● TASK:
Report how many lines of the following entries include the string "name"; respond with the number alone.

[Rows from a figure dataset]
════════

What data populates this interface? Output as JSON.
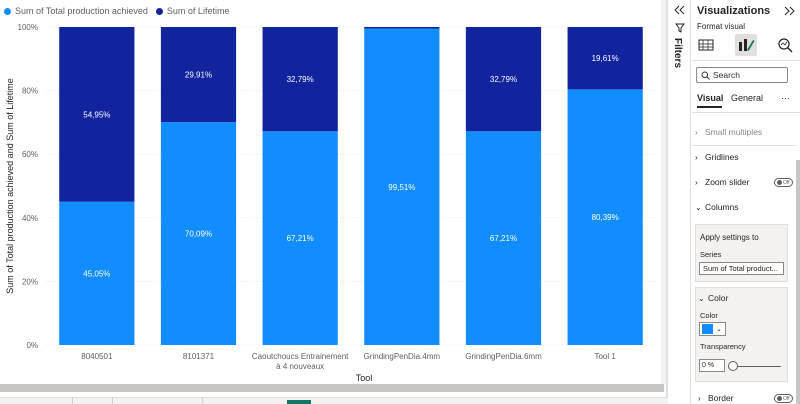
{
  "legend": [
    {
      "label": "Sum of Total production achieved",
      "color": "#118DFF"
    },
    {
      "label": "Sum of Lifetime",
      "color": "#12239E"
    }
  ],
  "chart_data": {
    "type": "bar",
    "stacked": "100%",
    "categories": [
      "8040501",
      "8101371",
      "Caoutchoucs Entrainement|à 4 nouveaux",
      "GrindingPenDia.4mm",
      "GrindingPenDia.6mm",
      "Tool 1"
    ],
    "series": [
      {
        "name": "Sum of Total production achieved",
        "color": "#118DFF",
        "values": [
          45.05,
          70.09,
          67.21,
          99.51,
          67.21,
          80.39
        ],
        "labels": [
          "45,05%",
          "70,09%",
          "67,21%",
          "99,51%",
          "67,21%",
          "80,39%"
        ]
      },
      {
        "name": "Sum of Lifetime",
        "color": "#12239E",
        "values": [
          54.95,
          29.91,
          32.79,
          0.49,
          32.79,
          19.61
        ],
        "labels": [
          "54,95%",
          "29,91%",
          "32,79%",
          "",
          "32,79%",
          "19,61%"
        ]
      }
    ],
    "xlabel": "Tool",
    "ylabel": "Sum of Total production achieved and Sum of Lifetime",
    "yticks": [
      "0%",
      "20%",
      "40%",
      "60%",
      "80%",
      "100%"
    ],
    "ylim": [
      0,
      100
    ],
    "grid": true,
    "legend_position": "top-left"
  },
  "filters": {
    "label": "Filters"
  },
  "pane": {
    "title": "Visualizations",
    "subtitle": "Format visual",
    "search_placeholder": "Search",
    "tab_visual": "Visual",
    "tab_general": "General",
    "tab_more": "···",
    "sections": {
      "small_multiples": "Small multiples",
      "gridlines": "Gridlines",
      "zoom_slider": "Zoom slider",
      "columns": "Columns",
      "color": "Color",
      "border": "Border"
    },
    "toggle_off": "Off",
    "apply_settings": "Apply settings to",
    "series_label": "Series",
    "series_value": "Sum of Total product...",
    "color_label": "Color",
    "color_value": "#118DFF",
    "transparency_label": "Transparency",
    "transparency_value": "0 %"
  }
}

════════

● TASK RESPONSE:
2